begin DATA IN THIS EXERCISE

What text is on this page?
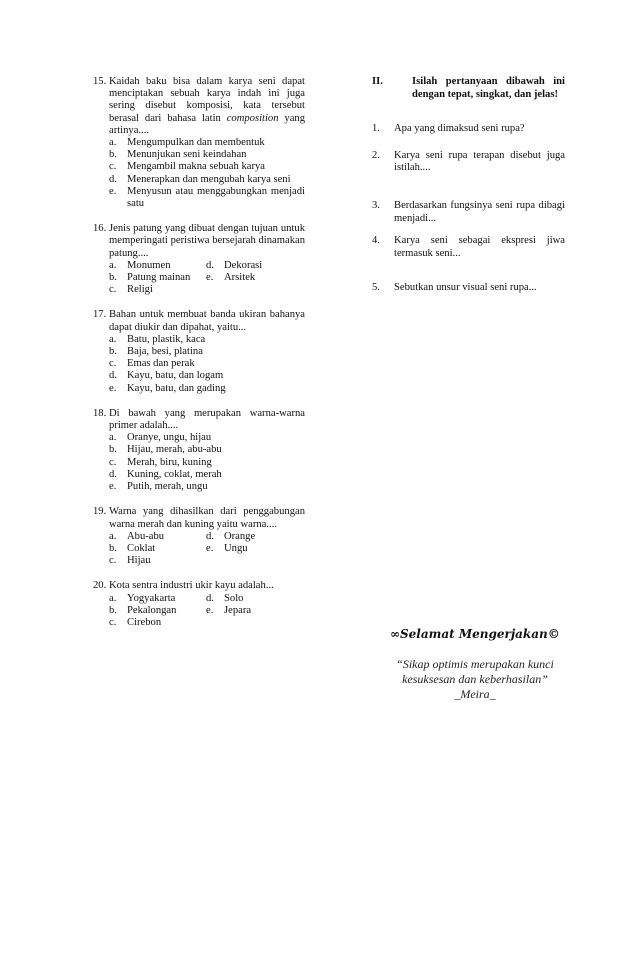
15. Kaidah baku bisa dalam karya seni dapat menciptakan sebuah karya indah ini juga sering disebut komposisi, kata tersebut berasal dari bahasa latin composition yang artinya....
a.	Mengumpulkan dan membentuk
b. Menunjukan seni keindahan
c.	Mengambil makna sebuah karya
d. Menerapkan dan mengubah karya seni
e.	Menyusun atau menggabungkan menjadi satu
16. Jenis patung yang dibuat dengan tujuan untuk memperingati peristiwa bersejarah dinamakan patung....
a.	Monumen	d. Dekorasi
b. Patung mainan	e.	Arsitek
c.	Religi
17. Bahan untuk membuat banda ukiran bahanya dapat diukir dan dipahat, yaitu...
a.	Batu, plastik, kaca
b. Baja, besi, platina
c.	Emas dan perak
d. Kayu, batu, dan logam
e.	Kayu, batu, dan gading
18. Di bawah yang merupakan warna-warna primer adalah....
a.	Oranye, ungu, hijau
b. Hijau, merah, abu-abu
c.	Merah, biru, kuning
d. Kuning, coklat, merah
e.	Putih, merah, ungu
19. Warna yang dihasilkan dari penggabungan warna merah dan kuning yaitu warna....
a.	Abu-abu	d. Orange
b. Coklat	e.	Ungu
c.	Hijau
20. Kota sentra industri ukir kayu adalah...
a.	Yogyakarta	d. Solo
b. Pekalongan	e.	Jepara
c.	Cirebon
II.	Isilah pertanyaan dibawah ini dengan tepat, singkat, dan jelas!
1.	Apa yang dimaksud seni rupa?
2.	Karya seni rupa terapan disebut juga istilah....
3.	Berdasarkan fungsinya seni rupa dibagi menjadi...
4.	Karya seni sebagai ekspresi jiwa termasuk seni...
5.	Sebutkan unsur visual seni rupa...
∞Selamat Mengerjakan©
“Sikap optimis merupakan kunci
kesuksesan dan keberhasilan”
_Meira_
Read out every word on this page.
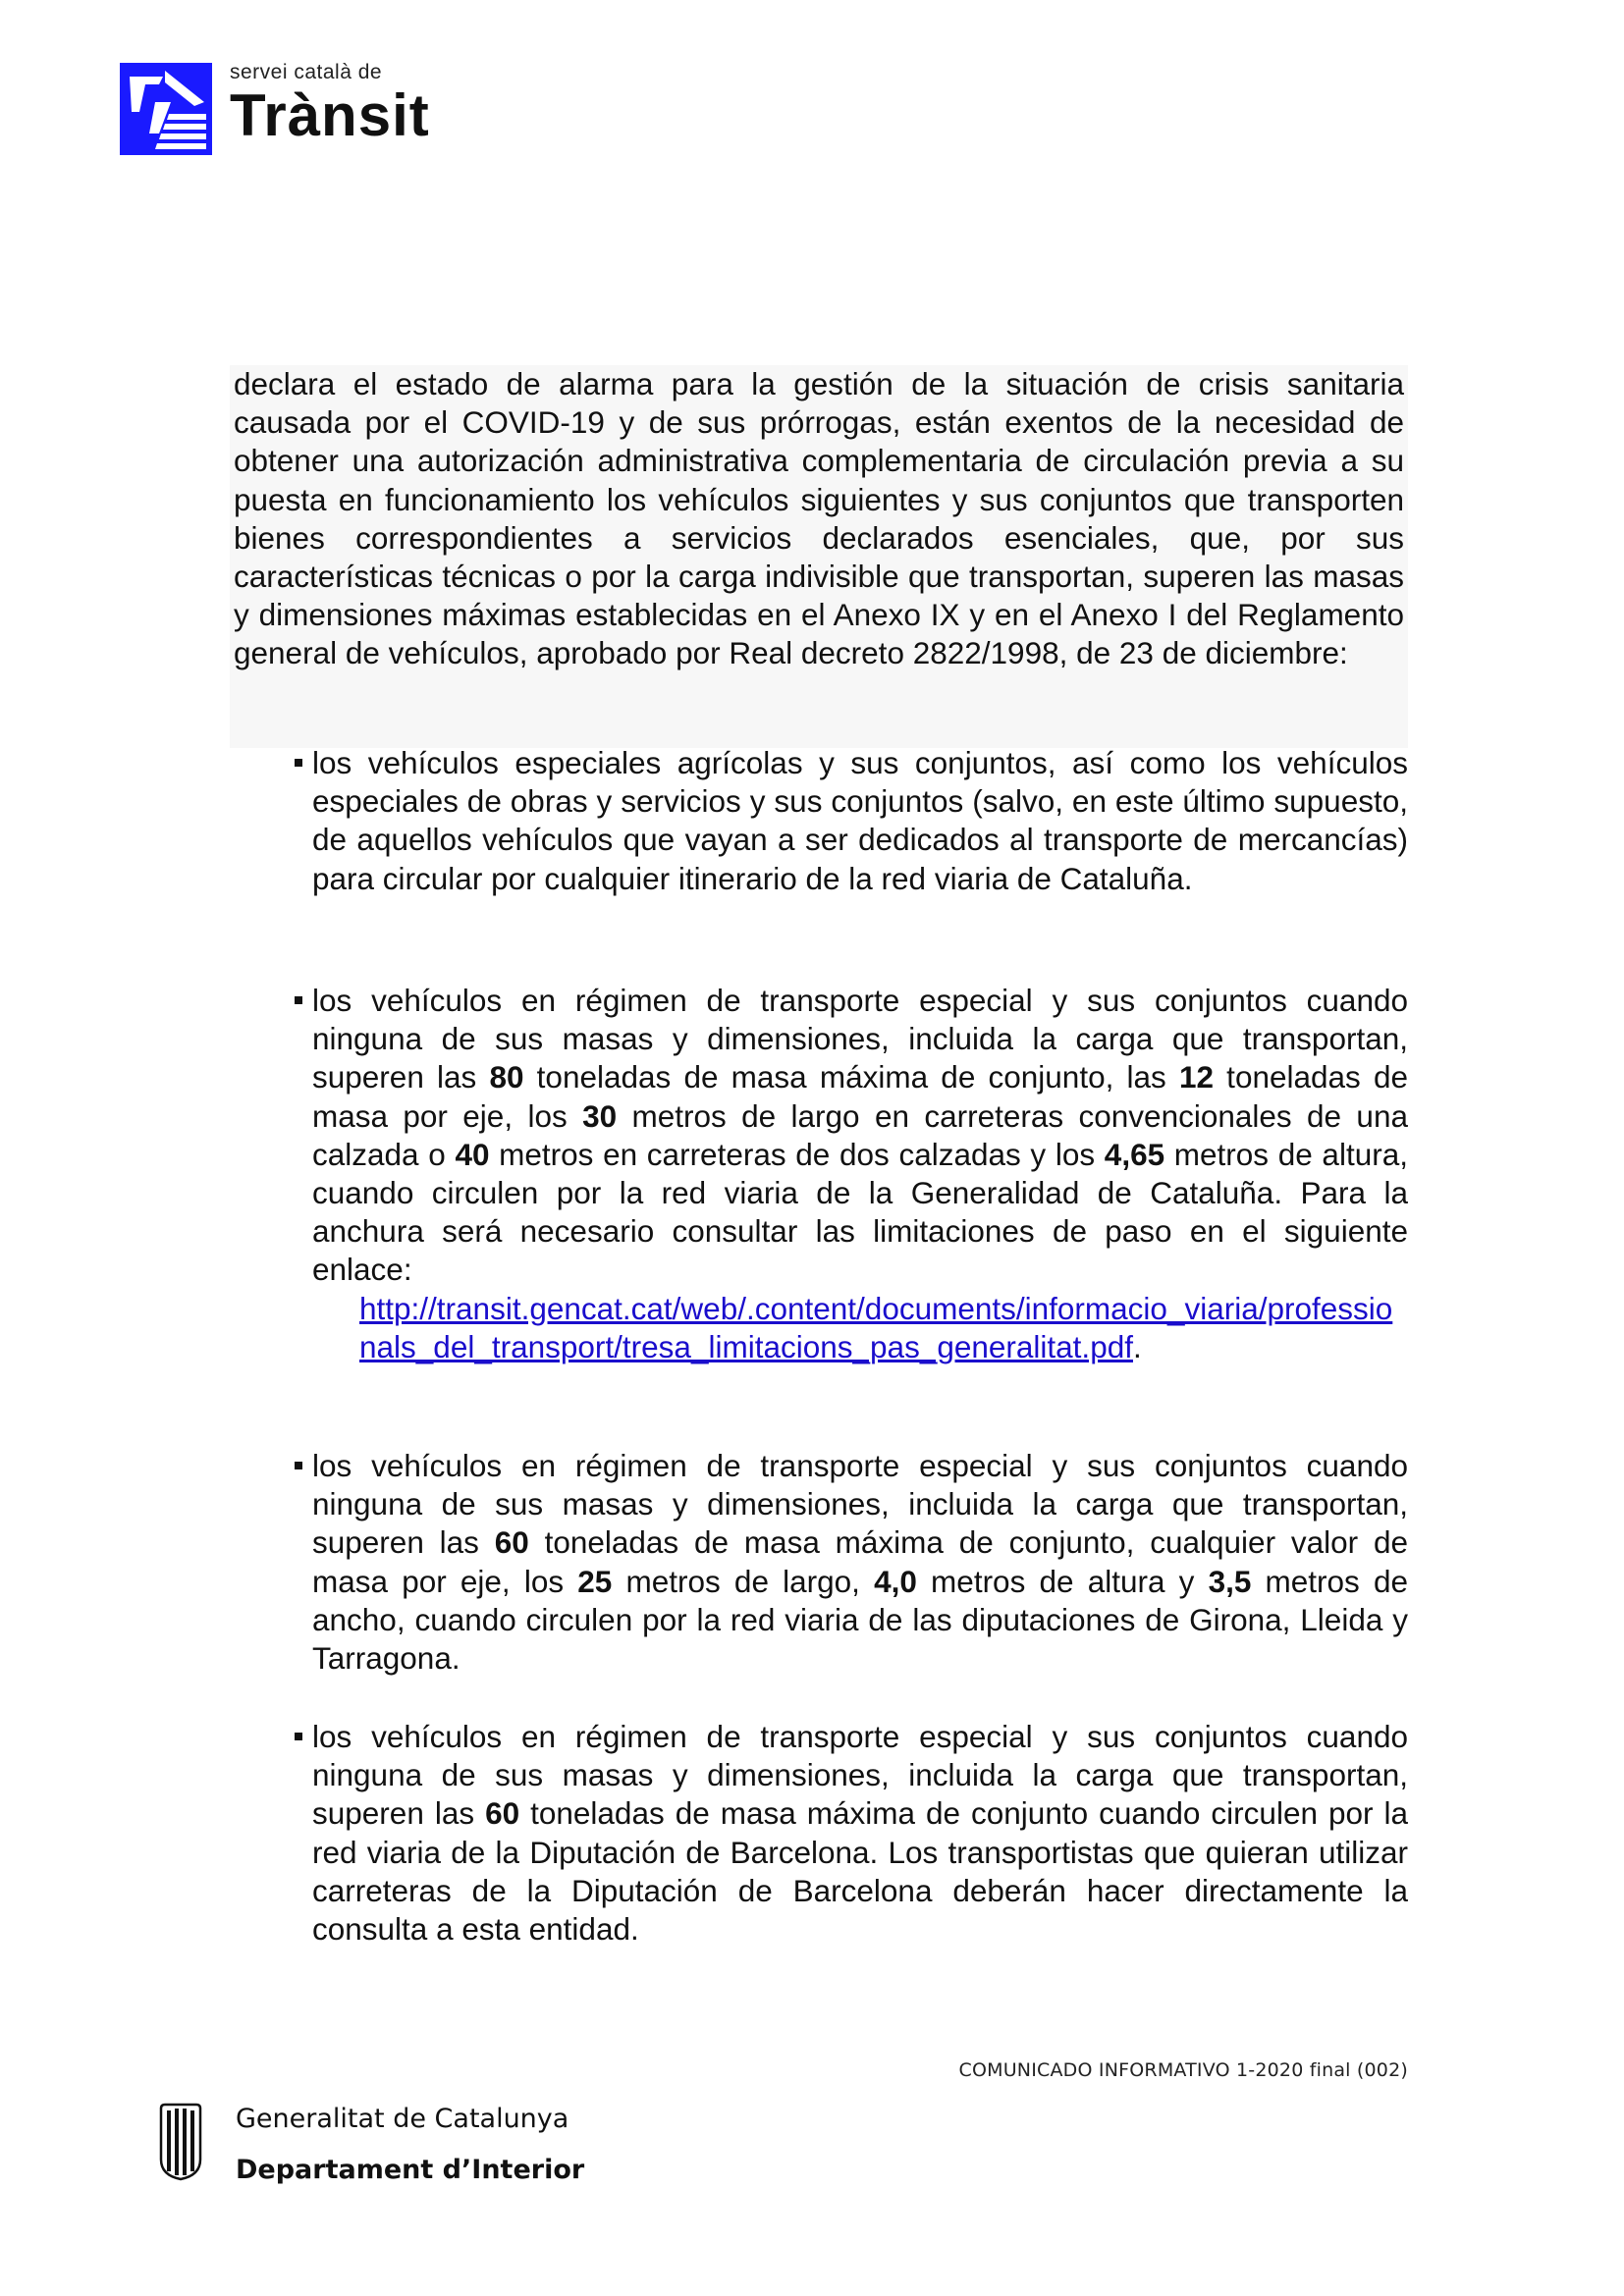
servei català de
Trànsit

declara el estado de alarma para la gestión de la situación de crisis sanitaria causada por el COVID-19 y de sus prórrogas, están exentos de la necesidad de obtener una autorización administrativa complementaria de circulación previa a su puesta en funcionamiento los vehículos siguientes y sus conjuntos que transporten bienes correspondientes a servicios declarados esenciales, que, por sus características técnicas o por la carga indivisible que transportan, superen las masas y dimensiones máximas establecidas en el Anexo IX y en el Anexo I del Reglamento general de vehículos, aprobado por Real decreto 2822/1998, de 23 de diciembre:

los vehículos especiales agrícolas y sus conjuntos, así como los vehículos especiales de obras y servicios y sus conjuntos (salvo, en este último supuesto, de aquellos vehículos que vayan a ser dedicados al transporte de mercancías) para circular por cualquier itinerario de la red viaria de Cataluña.
los vehículos en régimen de transporte especial y sus conjuntos cuando ninguna de sus masas y dimensiones, incluida la carga que transportan, superen las 80 toneladas de masa máxima de conjunto, las 12 toneladas de masa por eje, los 30 metros de largo en carreteras convencionales de una calzada o 40 metros en carreteras de dos calzadas y los 4,65 metros de altura, cuando circulen por la red viaria de la Generalidad de Cataluña. Para la anchura será necesario consultar las limitaciones de paso en el siguiente enlace:
http://transit.gencat.cat/web/.content/documents/informacio_viaria/professionals_del_transport/tresa_limitacions_pas_generalitat.pdf.
los vehículos en régimen de transporte especial y sus conjuntos cuando ninguna de sus masas y dimensiones, incluida la carga que transportan, superen las 60 toneladas de masa máxima de conjunto, cualquier valor de masa por eje, los 25 metros de largo, 4,0 metros de altura y 3,5 metros de ancho, cuando circulen por la red viaria de las diputaciones de Girona, Lleida y Tarragona.
los vehículos en régimen de transporte especial y sus conjuntos cuando ninguna de sus masas y dimensiones, incluida la carga que transportan, superen las 60 toneladas de masa máxima de conjunto cuando circulen por la red viaria de la Diputación de Barcelona. Los transportistas que quieran utilizar carreteras de la Diputación de Barcelona deberán hacer directamente la consulta a esta entidad.
COMUNICADO INFORMATIVO 1-2020 final (002)
Generalitat de Catalunya
Departament d’Interior
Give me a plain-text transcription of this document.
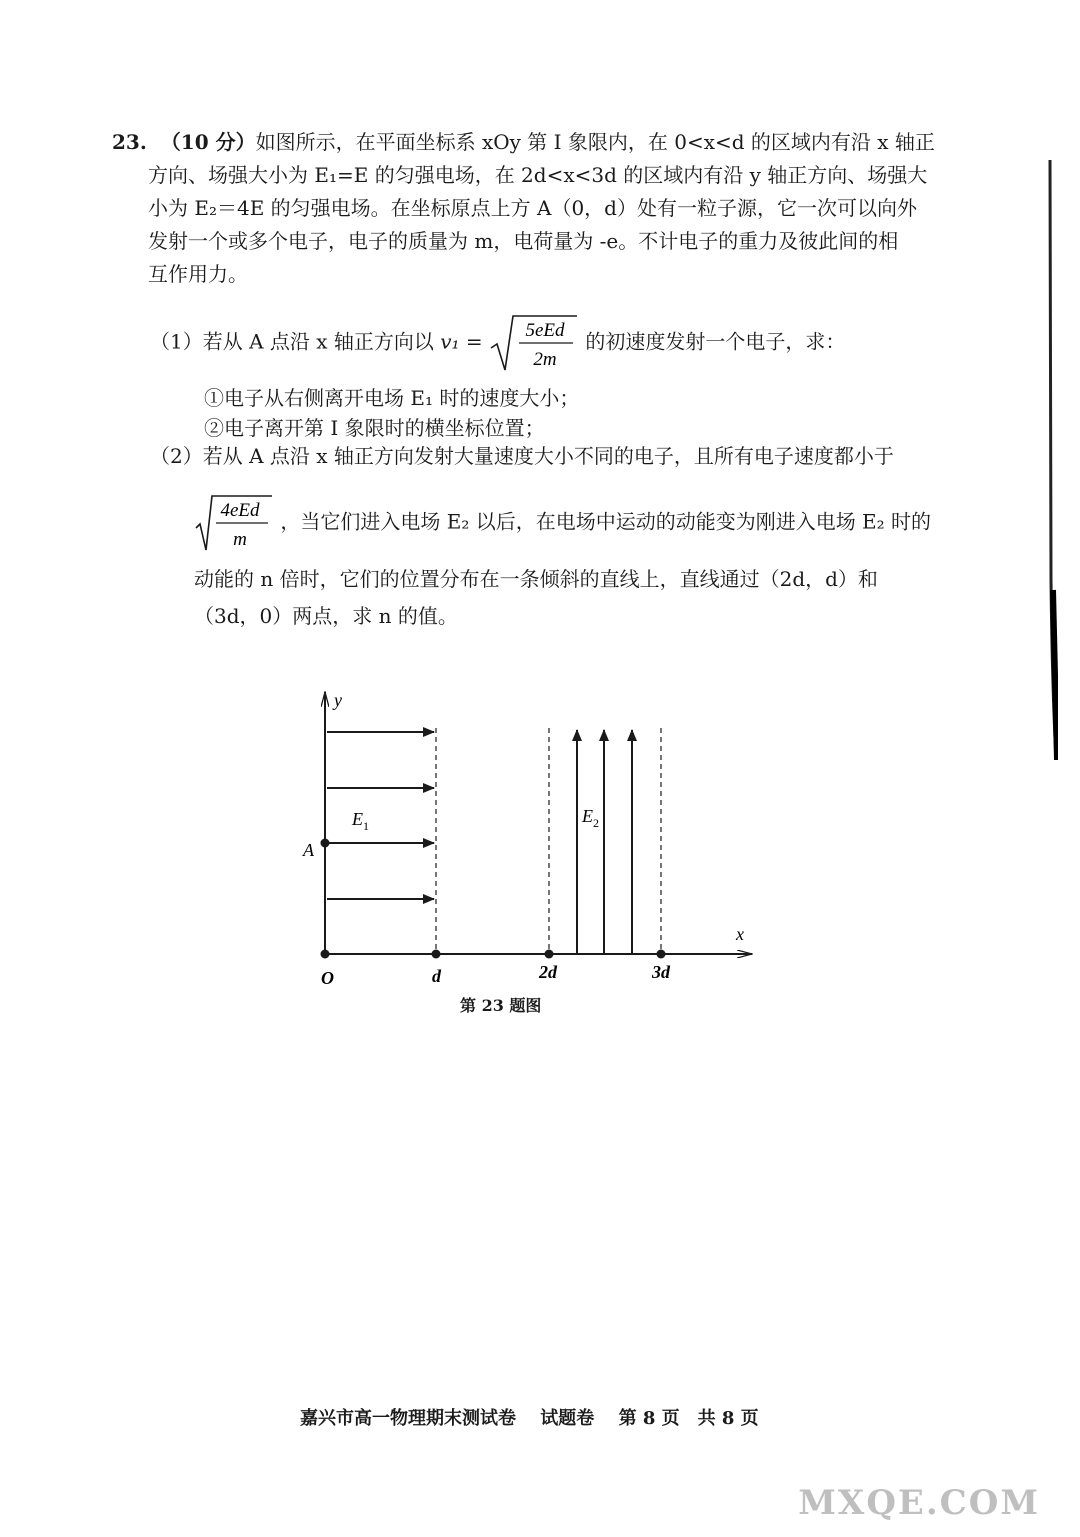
23. （10 分）如图所示，在平面坐标系 xOy 第 I 象限内，在 0<x<d 的区域内有沿 x 轴正
方向、场强大小为 E₁=E 的匀强电场，在 2d<x<3d 的区域内有沿 y 轴正方向、场强大
小为 E₂＝4E 的匀强电场。在坐标原点上方 A（0，d）处有一粒子源，它一次可以向外
发射一个或多个电子，电子的质量为 m，电荷量为 -e。不计电子的重力及彼此间的相
互作用力。
（1）若从 A 点沿 x 轴正方向以 v₁ = 5eEd
2m
的初速度发射一个电子，求：
①电子从右侧离开电场 E₁ 时的速度大小；
②电子离开第 I 象限时的横坐标位置；
（2）若从 A 点沿 x 轴正方向发射大量速度大小不同的电子，且所有电子速度都小于
4eEd
m
，当它们进入电场 E₂ 以后，在电场中运动的动能变为刚进入电场 E₂ 时的
动能的 n 倍时，它们的位置分布在一条倾斜的直线上，直线通过（2d，d）和
（3d，0）两点，求 n 的值。
y
x
$E_1$
A
$E_2$
O	d	2d	3d
第 23 题图
嘉兴市高一物理期末测试卷 试题卷 第 8 页　共 8 页
MXQE.COM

end DATA IN THIS EXERCISE

WRITTEN EXERCISE: From the records above, report the count of lines containing "dengan" and nothing more.

THE SOLUTION: 2